# Task to complete
Check each line of the listing for the word "Ahmed" and report how many lines contain it, giving nothing but the number.

====== Dataset content

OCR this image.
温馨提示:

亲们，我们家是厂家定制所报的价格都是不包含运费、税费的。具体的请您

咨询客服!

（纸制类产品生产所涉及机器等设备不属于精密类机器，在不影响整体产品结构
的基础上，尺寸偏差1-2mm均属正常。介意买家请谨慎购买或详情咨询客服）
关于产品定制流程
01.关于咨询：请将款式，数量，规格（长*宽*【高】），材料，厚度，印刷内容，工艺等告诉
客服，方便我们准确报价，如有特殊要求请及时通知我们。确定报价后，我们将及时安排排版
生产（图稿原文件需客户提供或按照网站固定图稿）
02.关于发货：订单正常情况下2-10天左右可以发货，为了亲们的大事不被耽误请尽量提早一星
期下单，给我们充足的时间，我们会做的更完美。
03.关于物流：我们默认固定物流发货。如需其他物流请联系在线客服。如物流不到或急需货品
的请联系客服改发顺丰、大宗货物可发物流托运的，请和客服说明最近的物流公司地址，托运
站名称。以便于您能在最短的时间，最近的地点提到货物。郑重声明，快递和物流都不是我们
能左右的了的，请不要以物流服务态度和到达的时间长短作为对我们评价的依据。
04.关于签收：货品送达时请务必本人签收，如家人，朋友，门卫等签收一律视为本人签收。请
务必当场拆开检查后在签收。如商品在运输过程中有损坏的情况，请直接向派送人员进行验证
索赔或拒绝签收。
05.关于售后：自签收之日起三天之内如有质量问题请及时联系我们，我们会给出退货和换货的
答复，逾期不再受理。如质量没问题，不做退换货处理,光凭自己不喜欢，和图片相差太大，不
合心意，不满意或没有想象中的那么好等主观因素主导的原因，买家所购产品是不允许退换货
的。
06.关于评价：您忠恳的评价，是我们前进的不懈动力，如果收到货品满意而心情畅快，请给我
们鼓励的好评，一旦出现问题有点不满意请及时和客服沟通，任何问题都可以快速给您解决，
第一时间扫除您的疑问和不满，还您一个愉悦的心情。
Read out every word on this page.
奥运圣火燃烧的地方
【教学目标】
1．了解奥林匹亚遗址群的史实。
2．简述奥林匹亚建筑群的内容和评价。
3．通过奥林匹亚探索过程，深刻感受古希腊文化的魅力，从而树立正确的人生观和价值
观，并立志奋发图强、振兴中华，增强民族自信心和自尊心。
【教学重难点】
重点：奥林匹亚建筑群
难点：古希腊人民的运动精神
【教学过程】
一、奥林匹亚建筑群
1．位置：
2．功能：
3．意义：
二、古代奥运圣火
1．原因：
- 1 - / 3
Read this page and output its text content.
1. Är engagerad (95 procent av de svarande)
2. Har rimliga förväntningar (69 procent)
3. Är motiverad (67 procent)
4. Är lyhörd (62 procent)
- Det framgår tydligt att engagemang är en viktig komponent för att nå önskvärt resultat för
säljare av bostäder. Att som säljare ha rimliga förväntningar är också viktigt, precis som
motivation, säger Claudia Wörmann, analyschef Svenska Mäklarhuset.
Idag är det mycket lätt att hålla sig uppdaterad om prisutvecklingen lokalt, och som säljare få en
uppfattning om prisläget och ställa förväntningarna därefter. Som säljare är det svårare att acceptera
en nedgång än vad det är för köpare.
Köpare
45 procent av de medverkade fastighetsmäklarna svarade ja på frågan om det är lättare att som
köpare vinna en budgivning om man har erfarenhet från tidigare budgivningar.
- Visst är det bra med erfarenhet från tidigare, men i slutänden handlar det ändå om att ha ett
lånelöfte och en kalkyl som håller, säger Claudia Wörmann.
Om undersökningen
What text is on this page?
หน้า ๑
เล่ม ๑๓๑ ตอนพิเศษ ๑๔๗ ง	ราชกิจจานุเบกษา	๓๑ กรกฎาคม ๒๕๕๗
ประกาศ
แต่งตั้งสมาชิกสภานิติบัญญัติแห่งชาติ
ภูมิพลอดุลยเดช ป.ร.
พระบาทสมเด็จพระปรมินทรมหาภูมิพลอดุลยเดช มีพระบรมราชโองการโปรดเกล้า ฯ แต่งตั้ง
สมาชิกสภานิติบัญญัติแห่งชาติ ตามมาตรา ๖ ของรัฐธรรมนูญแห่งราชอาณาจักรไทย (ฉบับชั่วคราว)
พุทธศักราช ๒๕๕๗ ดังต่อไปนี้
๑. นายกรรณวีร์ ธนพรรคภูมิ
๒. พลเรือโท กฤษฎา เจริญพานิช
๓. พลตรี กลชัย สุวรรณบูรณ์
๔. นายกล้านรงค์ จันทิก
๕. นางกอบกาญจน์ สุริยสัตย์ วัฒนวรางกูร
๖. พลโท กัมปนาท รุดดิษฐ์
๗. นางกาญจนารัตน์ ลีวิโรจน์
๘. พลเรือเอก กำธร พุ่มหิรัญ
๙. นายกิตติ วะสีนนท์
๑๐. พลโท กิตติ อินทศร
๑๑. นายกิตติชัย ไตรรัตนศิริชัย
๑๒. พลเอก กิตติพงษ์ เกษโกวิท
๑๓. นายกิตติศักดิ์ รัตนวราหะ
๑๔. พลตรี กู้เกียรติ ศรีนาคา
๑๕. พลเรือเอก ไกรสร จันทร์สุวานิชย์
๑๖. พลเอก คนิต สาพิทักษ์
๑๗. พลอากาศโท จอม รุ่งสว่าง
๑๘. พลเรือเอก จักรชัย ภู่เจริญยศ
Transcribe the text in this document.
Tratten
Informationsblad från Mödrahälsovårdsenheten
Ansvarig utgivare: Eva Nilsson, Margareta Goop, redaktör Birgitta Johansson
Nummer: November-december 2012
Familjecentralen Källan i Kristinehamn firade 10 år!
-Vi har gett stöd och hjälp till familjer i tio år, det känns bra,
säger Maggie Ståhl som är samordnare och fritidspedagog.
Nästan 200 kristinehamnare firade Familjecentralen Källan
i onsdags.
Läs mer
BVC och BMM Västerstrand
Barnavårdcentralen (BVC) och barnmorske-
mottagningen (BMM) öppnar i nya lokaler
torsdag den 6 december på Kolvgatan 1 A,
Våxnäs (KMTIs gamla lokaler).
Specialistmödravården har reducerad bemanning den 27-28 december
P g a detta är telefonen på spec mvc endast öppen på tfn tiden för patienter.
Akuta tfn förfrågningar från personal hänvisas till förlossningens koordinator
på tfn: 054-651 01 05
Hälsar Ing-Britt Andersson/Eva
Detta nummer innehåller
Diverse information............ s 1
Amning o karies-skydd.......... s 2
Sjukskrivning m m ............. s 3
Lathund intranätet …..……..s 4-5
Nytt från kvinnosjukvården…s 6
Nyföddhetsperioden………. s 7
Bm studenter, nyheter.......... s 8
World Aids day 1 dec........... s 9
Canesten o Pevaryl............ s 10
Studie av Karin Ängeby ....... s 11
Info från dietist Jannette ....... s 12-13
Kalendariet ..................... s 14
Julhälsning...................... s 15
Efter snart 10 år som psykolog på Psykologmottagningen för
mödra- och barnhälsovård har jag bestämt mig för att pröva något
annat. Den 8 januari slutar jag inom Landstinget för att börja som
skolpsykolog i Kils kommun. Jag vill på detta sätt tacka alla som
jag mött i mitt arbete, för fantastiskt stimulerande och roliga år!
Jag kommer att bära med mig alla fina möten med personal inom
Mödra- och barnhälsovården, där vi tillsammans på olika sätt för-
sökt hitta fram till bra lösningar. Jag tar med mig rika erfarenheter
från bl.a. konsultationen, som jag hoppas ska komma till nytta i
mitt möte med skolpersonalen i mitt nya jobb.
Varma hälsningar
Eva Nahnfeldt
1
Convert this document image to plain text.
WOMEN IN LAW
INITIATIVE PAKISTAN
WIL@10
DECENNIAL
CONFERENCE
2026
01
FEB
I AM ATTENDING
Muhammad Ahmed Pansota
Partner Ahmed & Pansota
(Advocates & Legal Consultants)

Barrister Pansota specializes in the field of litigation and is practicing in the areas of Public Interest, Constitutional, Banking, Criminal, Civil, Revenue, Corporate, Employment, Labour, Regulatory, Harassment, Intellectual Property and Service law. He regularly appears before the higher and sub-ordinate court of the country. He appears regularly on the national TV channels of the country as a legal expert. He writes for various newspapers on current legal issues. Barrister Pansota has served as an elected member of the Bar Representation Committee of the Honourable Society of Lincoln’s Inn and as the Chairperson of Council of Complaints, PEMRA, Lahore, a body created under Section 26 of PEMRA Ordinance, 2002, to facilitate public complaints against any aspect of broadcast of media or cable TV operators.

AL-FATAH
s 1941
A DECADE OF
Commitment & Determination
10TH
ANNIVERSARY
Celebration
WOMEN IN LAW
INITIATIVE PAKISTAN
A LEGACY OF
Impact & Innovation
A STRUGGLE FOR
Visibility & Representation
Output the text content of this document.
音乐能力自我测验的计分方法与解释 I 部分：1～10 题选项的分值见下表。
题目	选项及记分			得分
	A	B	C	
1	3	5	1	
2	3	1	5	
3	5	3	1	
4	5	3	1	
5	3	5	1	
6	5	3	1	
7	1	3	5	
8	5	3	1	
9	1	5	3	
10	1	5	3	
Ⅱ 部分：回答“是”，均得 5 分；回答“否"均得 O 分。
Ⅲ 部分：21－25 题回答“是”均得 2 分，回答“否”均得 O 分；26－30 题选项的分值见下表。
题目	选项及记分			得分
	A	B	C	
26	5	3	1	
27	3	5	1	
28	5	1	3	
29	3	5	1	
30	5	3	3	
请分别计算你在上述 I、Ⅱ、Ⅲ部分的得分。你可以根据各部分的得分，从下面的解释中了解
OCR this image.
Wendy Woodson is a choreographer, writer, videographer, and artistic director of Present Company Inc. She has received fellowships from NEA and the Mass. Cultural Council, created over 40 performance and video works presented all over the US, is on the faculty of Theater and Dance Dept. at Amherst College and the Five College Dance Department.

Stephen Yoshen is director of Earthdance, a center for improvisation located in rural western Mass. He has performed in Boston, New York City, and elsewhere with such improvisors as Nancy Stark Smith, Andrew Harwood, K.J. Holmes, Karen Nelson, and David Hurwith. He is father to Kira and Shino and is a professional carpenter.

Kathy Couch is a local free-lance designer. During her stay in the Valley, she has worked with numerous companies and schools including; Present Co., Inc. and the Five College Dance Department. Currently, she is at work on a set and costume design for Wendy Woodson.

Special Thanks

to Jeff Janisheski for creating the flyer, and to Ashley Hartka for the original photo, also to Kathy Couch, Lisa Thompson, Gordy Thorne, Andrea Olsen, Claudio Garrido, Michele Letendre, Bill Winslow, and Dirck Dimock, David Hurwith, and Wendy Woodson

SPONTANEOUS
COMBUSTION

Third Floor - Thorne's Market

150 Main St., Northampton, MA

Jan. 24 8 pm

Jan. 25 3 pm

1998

============

# Complete response
2